-- START OF Data records --
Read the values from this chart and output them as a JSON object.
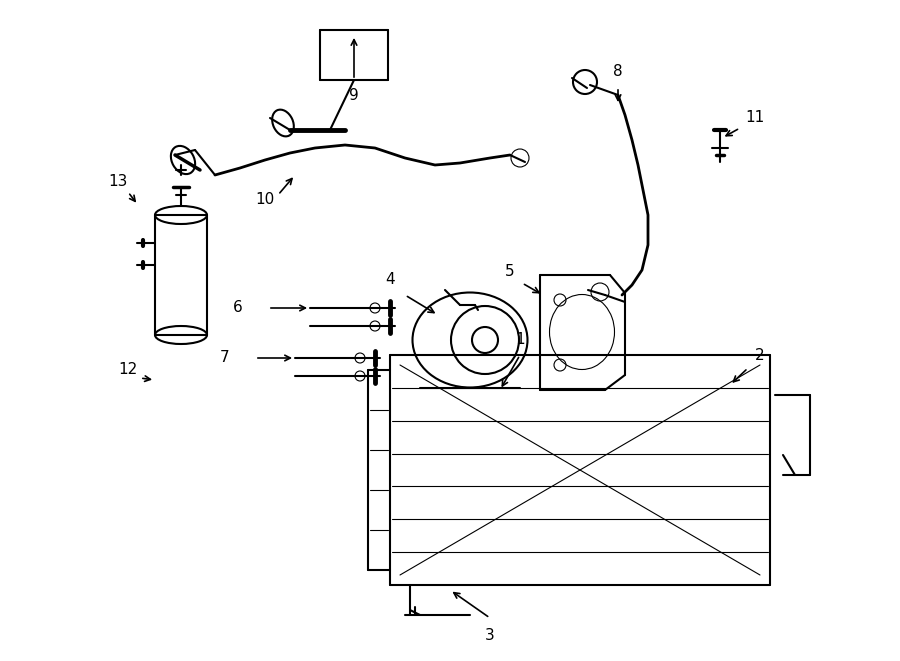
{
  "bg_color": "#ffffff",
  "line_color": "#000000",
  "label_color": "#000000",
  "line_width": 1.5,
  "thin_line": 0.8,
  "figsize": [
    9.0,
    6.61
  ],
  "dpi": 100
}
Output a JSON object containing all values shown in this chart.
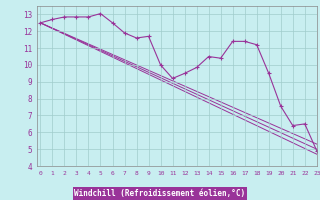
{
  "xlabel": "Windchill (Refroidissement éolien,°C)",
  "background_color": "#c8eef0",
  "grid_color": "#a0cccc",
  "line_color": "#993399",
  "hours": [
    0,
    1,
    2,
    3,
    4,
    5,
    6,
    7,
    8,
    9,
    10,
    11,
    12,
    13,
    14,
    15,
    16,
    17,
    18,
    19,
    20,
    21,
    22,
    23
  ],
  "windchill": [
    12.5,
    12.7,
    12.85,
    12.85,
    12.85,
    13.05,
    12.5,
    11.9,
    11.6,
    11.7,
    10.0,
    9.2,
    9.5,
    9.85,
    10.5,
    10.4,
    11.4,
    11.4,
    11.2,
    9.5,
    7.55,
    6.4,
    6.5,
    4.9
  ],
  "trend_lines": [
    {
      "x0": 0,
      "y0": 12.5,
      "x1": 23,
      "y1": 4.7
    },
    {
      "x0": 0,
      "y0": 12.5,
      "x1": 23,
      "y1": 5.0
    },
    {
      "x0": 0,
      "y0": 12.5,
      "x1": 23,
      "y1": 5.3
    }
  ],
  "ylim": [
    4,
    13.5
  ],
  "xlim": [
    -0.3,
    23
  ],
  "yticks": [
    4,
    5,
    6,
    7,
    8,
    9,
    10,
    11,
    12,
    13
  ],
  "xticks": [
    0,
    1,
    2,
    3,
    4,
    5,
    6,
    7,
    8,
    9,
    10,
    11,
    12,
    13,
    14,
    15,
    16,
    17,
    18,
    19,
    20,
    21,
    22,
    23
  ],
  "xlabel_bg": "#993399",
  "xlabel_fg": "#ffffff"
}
-- END OF Data records --
-- START OF Data records --
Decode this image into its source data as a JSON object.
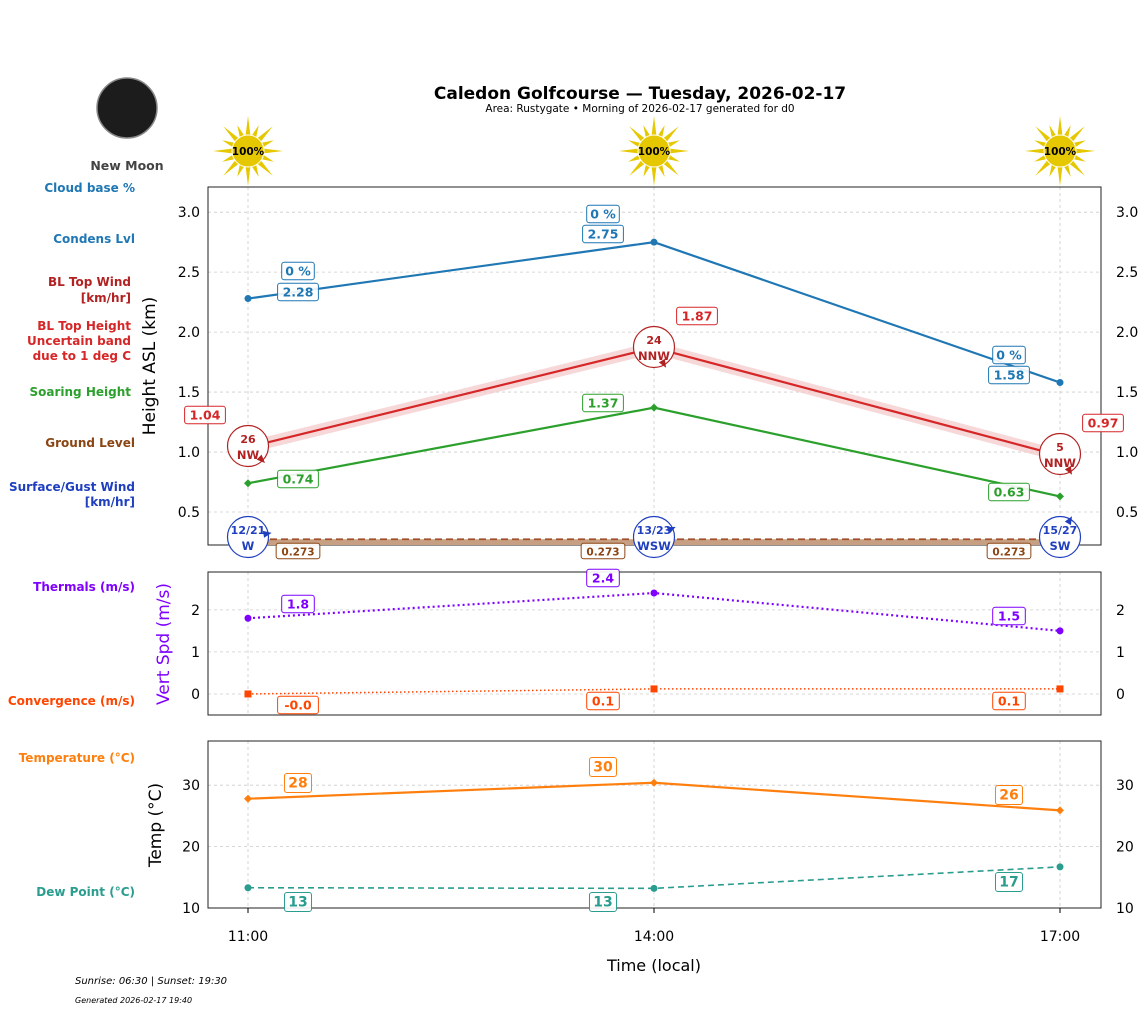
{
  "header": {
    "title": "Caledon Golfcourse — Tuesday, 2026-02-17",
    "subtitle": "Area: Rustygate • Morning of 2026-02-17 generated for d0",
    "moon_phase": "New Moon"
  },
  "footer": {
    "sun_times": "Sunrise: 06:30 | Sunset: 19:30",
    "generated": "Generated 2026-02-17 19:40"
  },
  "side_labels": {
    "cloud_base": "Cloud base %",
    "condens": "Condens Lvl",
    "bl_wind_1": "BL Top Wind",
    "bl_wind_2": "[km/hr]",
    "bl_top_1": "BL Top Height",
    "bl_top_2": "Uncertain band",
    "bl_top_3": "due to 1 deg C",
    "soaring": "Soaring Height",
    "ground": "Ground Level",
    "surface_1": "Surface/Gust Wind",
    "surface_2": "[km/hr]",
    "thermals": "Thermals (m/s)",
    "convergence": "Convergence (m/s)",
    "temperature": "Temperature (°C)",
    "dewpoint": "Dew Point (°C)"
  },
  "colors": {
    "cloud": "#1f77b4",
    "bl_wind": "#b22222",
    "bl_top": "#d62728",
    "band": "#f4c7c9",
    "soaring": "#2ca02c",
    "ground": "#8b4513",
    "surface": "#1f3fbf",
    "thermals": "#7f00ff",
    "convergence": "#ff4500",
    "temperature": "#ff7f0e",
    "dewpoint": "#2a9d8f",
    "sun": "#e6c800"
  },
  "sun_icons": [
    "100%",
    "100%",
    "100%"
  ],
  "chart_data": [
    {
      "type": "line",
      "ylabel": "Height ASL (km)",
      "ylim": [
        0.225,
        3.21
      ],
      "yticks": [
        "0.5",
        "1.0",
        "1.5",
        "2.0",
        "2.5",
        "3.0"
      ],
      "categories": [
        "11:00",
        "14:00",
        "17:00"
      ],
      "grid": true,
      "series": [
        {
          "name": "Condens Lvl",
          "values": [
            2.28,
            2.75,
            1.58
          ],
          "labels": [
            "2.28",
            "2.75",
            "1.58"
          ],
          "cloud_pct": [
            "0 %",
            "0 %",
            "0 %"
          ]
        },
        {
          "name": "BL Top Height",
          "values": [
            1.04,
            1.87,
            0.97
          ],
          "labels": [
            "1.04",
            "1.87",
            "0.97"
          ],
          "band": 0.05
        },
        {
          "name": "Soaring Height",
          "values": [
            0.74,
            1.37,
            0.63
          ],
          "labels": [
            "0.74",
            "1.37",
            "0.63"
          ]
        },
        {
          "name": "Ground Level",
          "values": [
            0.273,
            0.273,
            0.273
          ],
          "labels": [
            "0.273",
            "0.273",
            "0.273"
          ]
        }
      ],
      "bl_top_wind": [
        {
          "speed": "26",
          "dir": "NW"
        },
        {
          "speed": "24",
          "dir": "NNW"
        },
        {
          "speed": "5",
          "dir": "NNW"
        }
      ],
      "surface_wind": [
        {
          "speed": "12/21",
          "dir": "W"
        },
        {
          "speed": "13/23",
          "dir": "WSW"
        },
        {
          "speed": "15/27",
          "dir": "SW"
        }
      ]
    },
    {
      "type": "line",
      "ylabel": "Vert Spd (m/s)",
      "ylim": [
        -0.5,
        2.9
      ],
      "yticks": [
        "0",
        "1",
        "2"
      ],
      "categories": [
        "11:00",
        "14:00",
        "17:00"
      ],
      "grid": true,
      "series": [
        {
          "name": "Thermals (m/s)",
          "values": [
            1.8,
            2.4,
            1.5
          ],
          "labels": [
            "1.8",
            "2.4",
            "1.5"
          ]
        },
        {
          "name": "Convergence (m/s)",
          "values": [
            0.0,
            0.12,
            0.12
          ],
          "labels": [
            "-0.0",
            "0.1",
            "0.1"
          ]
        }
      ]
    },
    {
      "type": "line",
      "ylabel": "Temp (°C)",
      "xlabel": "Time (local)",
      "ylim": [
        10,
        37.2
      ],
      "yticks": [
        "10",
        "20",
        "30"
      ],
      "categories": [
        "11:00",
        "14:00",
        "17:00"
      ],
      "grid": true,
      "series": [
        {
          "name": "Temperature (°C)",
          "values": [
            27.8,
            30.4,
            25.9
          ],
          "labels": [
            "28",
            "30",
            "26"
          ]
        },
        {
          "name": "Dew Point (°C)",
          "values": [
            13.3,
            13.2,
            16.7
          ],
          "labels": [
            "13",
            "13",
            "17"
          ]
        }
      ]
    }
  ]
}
-- END OF Data records --
§ **Your objective**: Show every line from the listing above in which the string "ylabel" appears.

§ **Solution for this task**:
      "ylabel": "Height ASL (km)",
      "ylabel": "Vert Spd (m/s)",
      "ylabel": "Temp (°C)",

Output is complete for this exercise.